_Task description_
Return the count of lines that hold the string "Pendidikan", with no other words.

--- Start Entries ---

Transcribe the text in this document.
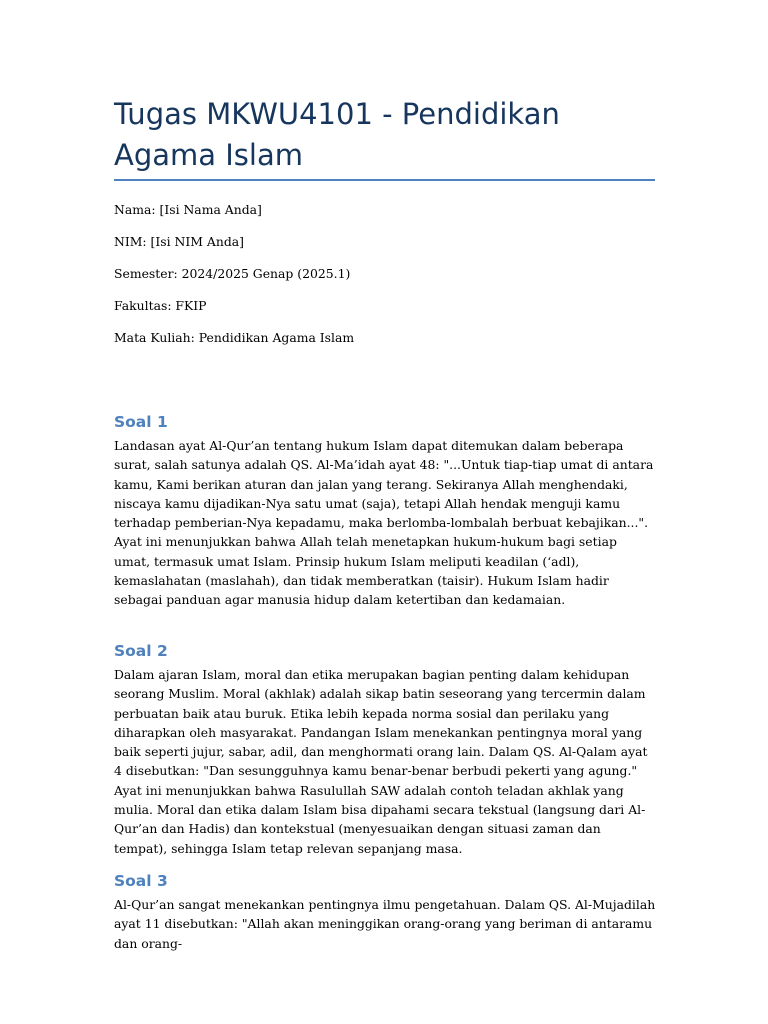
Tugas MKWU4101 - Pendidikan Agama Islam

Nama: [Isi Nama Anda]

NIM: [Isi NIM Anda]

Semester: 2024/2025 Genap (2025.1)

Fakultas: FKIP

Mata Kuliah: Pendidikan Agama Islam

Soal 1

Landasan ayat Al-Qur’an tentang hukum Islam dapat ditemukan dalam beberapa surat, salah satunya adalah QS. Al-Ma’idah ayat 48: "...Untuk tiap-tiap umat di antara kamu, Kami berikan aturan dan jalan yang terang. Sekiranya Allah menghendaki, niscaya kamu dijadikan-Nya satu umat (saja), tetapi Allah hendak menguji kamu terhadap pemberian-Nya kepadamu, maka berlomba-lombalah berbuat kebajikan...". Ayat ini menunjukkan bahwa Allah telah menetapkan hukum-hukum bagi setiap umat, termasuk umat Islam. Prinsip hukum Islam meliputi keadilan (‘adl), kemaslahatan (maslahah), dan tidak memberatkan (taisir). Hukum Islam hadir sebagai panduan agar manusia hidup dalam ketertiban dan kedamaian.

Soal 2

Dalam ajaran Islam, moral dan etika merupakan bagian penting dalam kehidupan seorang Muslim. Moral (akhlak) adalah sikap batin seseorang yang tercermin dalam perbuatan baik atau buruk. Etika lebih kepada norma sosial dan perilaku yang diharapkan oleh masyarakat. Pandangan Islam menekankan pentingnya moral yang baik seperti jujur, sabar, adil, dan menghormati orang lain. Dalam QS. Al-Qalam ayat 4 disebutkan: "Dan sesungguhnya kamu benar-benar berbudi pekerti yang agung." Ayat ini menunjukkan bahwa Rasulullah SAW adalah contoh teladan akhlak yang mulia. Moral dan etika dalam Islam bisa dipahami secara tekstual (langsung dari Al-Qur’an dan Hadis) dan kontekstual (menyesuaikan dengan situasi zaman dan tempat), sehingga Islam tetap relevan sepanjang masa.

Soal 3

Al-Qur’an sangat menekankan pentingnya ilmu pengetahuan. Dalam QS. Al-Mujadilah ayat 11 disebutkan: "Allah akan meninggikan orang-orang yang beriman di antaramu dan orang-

--- End Entries ---
--- Start Entries ---

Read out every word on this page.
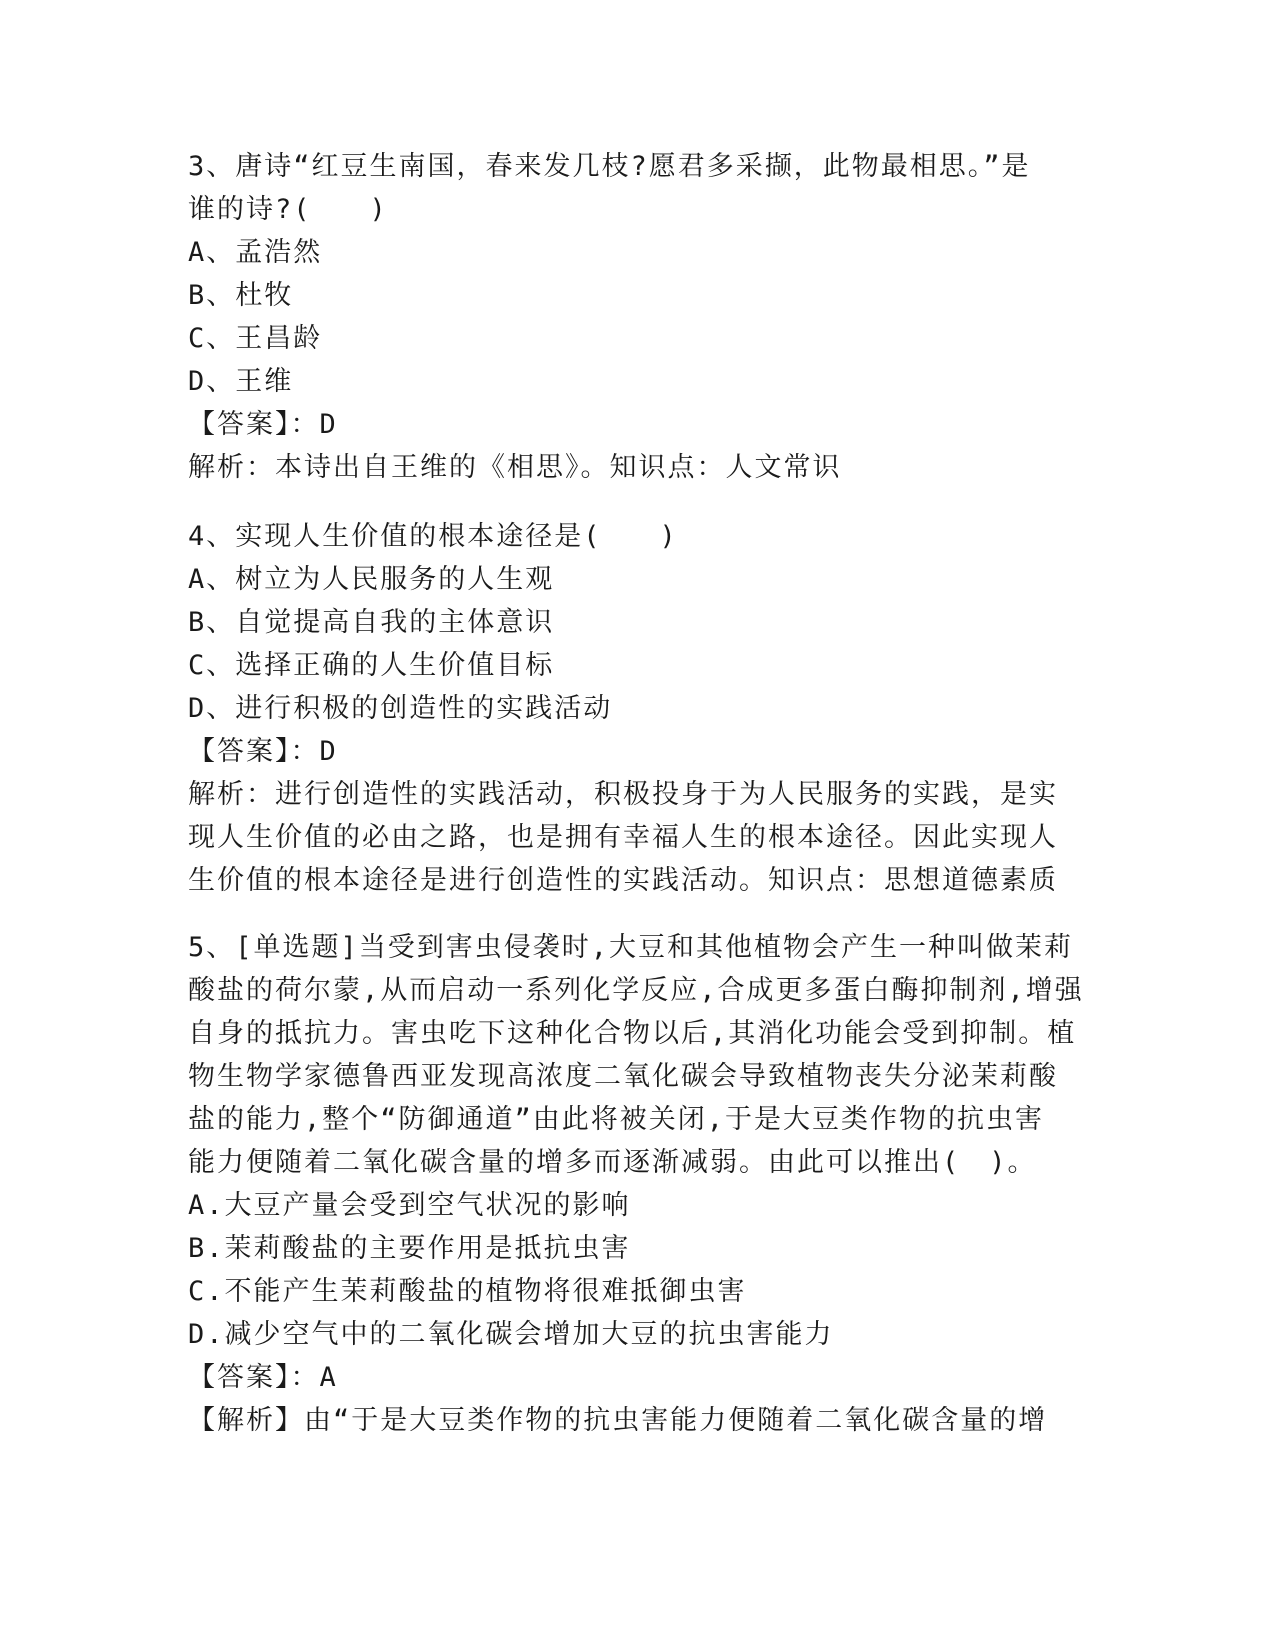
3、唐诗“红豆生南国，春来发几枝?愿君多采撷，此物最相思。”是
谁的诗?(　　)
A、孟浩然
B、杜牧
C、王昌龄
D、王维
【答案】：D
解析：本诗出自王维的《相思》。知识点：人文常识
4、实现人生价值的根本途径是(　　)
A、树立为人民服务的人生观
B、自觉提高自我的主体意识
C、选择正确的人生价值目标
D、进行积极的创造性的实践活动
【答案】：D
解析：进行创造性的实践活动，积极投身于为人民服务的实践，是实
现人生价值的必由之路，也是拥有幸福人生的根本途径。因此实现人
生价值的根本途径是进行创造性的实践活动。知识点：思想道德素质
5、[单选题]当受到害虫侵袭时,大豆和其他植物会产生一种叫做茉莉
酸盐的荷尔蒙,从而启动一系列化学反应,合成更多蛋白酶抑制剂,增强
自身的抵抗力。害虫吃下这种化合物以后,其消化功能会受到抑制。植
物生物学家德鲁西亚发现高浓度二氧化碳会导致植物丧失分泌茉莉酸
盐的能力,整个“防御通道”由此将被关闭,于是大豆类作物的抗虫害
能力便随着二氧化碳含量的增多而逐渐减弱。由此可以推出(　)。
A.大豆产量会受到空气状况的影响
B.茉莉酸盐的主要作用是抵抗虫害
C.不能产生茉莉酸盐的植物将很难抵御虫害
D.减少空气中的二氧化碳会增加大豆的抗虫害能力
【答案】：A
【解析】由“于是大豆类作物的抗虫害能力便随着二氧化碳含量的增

--- End Entries ---

_Solved exercise_
2